__Written exercise__: Look through the material below and count the lines with the string "name". Report only the count.

Raw records
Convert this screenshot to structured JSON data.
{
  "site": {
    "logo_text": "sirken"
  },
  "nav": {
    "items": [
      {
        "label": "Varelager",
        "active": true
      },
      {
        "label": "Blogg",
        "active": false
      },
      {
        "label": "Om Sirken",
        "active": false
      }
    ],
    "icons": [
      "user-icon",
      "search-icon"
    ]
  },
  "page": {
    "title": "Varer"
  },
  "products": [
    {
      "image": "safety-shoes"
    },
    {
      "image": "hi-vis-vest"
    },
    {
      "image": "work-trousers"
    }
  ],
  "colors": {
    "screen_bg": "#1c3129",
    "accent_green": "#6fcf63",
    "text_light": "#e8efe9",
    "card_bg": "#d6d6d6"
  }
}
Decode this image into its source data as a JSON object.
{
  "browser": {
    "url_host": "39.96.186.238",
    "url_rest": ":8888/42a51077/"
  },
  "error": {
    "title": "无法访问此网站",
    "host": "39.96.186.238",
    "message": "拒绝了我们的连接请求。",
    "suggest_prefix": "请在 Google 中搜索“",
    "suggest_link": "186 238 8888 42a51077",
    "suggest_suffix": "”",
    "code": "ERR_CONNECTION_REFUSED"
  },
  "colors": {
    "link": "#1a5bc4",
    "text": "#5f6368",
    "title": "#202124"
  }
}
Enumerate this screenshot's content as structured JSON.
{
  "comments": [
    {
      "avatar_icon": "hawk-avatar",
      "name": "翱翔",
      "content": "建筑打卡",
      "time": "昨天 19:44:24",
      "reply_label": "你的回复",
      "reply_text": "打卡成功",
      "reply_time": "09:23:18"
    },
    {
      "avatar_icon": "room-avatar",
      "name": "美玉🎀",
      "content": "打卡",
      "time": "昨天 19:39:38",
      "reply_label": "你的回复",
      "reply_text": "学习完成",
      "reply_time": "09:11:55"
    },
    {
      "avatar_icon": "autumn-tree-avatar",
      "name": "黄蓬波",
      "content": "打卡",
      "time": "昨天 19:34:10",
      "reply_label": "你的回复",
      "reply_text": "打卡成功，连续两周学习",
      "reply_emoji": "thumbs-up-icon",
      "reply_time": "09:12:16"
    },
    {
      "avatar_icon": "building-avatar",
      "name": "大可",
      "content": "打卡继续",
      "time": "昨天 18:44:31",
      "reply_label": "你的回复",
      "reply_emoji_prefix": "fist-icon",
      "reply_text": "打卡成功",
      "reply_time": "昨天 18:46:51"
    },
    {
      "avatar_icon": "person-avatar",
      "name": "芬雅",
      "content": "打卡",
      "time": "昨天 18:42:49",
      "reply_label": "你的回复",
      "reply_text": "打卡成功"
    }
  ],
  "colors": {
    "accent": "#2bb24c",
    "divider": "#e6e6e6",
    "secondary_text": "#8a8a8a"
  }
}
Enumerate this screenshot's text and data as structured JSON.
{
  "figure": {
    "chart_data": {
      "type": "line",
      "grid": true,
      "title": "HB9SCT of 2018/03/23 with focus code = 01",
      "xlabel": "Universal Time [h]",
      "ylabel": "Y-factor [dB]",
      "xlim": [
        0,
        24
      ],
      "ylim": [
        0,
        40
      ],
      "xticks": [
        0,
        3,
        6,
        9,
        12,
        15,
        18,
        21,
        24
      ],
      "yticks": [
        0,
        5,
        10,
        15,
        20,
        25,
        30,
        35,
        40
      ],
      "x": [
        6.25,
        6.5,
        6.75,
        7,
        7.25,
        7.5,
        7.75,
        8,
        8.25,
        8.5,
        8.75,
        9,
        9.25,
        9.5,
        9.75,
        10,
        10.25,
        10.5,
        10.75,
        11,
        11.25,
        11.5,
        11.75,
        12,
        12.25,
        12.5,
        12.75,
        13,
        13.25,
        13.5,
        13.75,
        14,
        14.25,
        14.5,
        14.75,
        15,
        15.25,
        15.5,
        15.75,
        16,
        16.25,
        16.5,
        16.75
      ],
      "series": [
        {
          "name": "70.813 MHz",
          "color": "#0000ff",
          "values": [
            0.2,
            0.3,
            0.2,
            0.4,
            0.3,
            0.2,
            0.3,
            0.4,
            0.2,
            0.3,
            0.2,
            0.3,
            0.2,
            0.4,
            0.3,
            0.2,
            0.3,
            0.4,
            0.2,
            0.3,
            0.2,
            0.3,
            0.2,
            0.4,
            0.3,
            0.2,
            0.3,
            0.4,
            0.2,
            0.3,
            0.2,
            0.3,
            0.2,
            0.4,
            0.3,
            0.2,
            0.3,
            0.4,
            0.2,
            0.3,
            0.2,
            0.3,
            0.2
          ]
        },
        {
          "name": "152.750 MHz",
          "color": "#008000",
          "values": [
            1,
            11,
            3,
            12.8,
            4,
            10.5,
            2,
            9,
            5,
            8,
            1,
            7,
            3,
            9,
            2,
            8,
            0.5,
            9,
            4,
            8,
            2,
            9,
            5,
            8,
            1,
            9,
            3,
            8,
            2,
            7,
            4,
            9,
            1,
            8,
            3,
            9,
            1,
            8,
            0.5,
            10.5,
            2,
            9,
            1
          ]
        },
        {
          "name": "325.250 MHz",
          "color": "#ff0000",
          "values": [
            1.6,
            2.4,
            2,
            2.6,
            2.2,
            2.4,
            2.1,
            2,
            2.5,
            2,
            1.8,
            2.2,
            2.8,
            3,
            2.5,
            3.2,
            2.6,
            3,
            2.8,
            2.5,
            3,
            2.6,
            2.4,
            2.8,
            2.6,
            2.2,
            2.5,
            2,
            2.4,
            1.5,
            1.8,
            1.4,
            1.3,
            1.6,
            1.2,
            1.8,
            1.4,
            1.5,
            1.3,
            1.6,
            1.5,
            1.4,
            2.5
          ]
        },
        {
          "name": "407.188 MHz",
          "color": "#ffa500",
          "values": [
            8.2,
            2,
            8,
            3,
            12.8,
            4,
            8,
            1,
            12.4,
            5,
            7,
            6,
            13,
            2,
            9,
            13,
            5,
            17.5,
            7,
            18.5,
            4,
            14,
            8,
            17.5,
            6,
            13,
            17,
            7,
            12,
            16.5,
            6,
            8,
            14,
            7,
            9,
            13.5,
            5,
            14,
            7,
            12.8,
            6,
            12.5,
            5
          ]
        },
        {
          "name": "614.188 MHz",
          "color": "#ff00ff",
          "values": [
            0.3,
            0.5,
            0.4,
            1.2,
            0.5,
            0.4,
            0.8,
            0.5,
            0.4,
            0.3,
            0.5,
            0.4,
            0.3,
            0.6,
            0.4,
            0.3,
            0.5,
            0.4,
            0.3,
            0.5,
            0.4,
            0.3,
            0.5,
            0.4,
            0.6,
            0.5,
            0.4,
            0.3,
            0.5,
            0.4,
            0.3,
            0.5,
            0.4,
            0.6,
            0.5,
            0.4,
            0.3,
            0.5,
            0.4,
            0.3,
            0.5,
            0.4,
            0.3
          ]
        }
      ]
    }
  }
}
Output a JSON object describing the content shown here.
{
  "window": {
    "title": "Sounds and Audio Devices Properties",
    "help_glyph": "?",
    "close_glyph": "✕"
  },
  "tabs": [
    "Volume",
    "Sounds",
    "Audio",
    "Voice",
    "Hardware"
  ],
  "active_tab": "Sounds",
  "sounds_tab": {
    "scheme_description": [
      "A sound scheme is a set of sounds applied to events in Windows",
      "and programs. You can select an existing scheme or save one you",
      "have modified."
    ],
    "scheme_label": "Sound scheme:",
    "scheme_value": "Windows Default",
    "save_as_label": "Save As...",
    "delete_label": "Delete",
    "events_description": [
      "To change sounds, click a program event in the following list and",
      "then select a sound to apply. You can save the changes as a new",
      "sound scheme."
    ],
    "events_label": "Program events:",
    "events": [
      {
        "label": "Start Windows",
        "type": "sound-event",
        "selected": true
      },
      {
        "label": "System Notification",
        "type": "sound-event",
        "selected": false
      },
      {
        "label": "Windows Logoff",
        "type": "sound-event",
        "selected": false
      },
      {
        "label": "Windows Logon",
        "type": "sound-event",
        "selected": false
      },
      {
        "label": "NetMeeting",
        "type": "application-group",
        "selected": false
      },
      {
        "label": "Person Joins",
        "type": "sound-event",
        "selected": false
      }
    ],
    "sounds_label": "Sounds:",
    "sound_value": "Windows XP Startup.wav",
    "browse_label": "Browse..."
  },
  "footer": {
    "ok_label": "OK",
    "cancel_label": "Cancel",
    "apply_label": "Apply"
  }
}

__Result__: 10